* _Short problem_:
Print exactly, and only, the lines running from the line containing "Give me the" through the end of the records below.

....

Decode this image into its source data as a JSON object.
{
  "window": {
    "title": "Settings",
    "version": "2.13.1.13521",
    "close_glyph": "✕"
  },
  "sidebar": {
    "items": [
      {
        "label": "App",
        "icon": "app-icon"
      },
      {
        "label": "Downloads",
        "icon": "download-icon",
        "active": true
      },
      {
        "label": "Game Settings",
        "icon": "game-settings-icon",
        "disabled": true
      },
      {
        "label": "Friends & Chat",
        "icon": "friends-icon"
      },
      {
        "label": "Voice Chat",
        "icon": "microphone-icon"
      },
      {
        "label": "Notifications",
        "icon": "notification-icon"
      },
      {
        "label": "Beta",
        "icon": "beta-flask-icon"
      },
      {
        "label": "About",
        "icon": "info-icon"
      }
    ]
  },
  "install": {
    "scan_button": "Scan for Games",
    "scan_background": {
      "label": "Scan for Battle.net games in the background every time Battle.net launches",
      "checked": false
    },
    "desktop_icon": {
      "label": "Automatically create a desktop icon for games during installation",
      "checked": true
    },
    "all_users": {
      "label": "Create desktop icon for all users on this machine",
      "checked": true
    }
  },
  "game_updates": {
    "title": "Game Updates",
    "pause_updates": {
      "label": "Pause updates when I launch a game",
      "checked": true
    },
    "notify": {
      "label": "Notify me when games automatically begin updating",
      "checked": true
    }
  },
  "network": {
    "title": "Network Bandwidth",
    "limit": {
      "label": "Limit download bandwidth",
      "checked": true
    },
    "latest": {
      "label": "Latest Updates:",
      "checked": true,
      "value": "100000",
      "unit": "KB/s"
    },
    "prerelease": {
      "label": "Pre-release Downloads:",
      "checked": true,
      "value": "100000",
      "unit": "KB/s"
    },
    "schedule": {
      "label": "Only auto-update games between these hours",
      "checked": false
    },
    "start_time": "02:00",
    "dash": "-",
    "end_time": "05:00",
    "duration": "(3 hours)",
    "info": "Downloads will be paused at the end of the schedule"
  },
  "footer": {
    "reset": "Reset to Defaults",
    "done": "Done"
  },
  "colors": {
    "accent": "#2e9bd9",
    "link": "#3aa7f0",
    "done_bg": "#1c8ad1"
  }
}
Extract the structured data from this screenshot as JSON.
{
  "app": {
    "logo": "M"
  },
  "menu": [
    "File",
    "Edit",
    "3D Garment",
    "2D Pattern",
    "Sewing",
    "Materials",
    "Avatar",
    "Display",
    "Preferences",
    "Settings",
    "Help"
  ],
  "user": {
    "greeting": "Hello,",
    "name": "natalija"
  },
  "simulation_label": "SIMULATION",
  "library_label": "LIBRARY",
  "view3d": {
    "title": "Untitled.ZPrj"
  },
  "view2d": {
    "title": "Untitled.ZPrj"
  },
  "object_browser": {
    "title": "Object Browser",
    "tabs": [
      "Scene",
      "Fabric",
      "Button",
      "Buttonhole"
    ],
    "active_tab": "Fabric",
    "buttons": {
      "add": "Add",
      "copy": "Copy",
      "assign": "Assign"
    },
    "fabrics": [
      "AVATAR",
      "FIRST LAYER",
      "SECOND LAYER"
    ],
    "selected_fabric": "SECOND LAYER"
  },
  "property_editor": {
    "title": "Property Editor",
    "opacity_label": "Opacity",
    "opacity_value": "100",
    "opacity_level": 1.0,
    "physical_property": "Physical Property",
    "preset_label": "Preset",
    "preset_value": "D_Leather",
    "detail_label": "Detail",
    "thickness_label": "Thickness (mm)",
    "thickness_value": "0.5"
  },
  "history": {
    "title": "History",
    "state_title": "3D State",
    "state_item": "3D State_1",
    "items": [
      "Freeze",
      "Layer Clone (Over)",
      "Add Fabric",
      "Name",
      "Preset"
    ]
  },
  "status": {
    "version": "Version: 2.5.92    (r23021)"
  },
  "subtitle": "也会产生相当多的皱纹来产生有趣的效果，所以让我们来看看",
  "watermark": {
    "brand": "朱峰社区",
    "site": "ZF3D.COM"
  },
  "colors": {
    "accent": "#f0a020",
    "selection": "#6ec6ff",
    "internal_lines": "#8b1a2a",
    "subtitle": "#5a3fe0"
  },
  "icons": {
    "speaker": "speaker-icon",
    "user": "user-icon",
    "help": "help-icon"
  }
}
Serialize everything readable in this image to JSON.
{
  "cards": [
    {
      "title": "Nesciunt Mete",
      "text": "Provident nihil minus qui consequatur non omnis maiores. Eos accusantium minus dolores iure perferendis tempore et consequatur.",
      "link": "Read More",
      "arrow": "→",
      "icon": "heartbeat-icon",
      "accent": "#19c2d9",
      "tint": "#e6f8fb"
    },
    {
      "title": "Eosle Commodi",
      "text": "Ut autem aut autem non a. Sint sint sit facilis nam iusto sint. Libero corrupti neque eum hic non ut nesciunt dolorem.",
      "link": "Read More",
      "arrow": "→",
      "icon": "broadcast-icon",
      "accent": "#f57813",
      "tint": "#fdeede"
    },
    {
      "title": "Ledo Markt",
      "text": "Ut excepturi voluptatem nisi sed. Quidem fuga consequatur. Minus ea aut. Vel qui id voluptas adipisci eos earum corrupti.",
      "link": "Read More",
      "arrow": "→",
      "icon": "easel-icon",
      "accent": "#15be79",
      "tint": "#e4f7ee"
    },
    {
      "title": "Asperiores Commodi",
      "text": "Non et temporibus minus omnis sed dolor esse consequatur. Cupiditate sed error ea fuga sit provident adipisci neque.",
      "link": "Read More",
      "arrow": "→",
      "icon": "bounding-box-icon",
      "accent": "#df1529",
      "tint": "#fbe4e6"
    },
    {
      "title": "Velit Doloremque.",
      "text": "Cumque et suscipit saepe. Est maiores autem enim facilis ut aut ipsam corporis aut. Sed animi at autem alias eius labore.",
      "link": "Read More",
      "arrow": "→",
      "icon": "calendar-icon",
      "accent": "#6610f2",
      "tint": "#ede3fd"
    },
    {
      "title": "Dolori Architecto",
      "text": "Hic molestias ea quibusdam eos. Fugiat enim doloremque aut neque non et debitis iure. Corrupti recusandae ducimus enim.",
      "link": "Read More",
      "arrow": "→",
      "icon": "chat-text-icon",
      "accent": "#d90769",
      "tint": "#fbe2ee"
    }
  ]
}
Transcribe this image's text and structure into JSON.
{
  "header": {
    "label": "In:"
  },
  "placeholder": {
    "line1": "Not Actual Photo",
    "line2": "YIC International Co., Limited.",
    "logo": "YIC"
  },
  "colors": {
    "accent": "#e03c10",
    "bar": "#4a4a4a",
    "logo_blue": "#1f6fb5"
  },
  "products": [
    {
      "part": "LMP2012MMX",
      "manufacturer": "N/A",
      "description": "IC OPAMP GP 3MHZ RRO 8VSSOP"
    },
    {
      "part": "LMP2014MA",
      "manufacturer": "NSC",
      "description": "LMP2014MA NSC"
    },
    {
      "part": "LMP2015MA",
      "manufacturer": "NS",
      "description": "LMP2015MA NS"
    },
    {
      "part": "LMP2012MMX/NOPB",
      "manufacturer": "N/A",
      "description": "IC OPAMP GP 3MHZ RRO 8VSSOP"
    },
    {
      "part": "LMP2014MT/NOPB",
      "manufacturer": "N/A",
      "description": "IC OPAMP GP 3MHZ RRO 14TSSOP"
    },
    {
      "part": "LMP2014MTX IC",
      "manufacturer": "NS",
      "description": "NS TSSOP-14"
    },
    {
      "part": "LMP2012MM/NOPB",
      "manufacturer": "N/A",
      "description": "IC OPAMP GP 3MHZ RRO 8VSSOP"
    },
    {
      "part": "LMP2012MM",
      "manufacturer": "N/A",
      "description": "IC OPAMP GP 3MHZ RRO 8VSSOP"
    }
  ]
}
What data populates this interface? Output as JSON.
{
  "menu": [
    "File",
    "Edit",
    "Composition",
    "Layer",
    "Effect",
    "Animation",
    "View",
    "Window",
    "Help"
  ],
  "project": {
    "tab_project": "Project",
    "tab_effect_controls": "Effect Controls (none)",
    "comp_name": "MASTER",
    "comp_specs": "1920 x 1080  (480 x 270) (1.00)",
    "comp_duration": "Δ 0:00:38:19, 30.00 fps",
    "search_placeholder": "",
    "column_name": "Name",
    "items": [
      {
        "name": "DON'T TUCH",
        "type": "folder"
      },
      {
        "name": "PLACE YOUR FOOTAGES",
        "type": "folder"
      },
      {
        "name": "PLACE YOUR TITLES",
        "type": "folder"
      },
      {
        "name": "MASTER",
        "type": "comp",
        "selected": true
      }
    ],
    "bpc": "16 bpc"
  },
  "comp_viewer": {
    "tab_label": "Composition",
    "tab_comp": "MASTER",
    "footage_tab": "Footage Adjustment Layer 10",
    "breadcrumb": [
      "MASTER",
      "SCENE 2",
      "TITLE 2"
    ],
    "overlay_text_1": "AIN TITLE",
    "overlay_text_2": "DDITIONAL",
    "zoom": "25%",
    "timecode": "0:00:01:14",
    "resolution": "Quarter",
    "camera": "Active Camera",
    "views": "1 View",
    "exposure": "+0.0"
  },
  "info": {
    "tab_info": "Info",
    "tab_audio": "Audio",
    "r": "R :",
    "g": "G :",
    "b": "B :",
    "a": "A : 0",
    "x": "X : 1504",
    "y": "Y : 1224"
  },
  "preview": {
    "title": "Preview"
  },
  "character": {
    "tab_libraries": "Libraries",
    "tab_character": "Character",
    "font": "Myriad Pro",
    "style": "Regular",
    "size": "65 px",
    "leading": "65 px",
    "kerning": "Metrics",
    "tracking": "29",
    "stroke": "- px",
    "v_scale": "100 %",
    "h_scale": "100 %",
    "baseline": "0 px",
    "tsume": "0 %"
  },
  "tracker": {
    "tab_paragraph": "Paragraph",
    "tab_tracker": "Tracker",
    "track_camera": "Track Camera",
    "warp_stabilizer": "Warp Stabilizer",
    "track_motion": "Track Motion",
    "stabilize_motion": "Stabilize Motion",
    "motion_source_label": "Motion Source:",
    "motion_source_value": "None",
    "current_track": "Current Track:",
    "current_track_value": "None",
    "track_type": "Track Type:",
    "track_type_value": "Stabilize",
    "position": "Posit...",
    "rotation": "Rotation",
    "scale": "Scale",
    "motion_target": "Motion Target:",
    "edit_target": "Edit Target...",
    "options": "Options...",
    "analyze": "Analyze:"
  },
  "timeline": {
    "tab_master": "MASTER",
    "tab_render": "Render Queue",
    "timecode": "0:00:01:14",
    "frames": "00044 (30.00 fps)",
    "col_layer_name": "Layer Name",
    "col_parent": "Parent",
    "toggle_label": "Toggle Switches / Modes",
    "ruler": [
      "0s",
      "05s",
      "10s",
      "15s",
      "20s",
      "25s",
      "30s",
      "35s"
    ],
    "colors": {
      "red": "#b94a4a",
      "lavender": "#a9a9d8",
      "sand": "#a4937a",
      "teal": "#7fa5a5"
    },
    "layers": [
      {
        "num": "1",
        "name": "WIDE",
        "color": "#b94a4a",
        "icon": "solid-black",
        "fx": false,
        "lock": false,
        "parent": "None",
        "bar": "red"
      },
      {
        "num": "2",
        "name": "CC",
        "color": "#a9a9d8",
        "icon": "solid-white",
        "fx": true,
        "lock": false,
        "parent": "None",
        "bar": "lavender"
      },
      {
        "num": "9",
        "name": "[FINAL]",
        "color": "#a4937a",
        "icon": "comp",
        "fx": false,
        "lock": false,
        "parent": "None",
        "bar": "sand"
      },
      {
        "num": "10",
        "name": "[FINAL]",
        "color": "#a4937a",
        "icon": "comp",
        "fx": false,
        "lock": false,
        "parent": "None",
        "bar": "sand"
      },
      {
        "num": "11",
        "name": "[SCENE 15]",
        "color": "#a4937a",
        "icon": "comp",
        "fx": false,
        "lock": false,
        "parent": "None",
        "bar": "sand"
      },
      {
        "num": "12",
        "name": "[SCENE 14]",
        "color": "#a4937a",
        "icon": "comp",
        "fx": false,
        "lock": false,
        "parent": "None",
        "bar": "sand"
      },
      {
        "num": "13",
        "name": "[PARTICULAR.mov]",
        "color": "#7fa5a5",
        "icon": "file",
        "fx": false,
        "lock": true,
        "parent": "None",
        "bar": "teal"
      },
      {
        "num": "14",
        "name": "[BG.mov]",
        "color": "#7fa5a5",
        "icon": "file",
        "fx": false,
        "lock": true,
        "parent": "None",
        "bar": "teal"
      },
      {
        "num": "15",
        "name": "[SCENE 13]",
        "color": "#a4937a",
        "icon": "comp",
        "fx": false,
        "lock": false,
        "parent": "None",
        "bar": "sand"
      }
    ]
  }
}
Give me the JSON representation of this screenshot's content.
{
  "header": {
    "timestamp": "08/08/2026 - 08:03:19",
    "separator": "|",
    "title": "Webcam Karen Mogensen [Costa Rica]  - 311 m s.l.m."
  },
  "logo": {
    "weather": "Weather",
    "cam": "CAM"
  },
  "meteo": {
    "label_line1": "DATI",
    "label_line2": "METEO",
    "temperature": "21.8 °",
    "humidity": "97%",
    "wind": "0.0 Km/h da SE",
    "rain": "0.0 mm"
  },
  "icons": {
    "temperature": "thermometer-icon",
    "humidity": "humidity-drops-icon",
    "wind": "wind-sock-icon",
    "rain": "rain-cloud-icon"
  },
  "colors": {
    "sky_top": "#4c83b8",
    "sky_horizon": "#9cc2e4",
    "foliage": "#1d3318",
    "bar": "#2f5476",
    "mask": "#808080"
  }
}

....

* _Task result_:
Give me the JSON representation of this screenshot's content.
{
  "header": {
    "timestamp": "08/08/2026 - 08:03:19",
    "separator": "|",
    "title": "Webcam Karen Mogensen [Costa Rica]  - 311 m s.l.m."
  },
  "logo": {
    "weather": "Weather",
    "cam": "CAM"
  },
  "meteo": {
    "label_line1": "DATI",
    "label_line2": "METEO",
    "temperature": "21.8 °",
    "humidity": "97%",
    "wind": "0.0 Km/h da SE",
    "rain": "0.0 mm"
  },
  "icons": {
    "temperature": "thermometer-icon",
    "humidity": "humidity-drops-icon",
    "wind": "wind-sock-icon",
    "rain": "rain-cloud-icon"
  },
  "colors": {
    "sky_top": "#4c83b8",
    "sky_horizon": "#9cc2e4",
    "foliage": "#1d3318",
    "bar": "#2f5476",
    "mask": "#808080"
  }
}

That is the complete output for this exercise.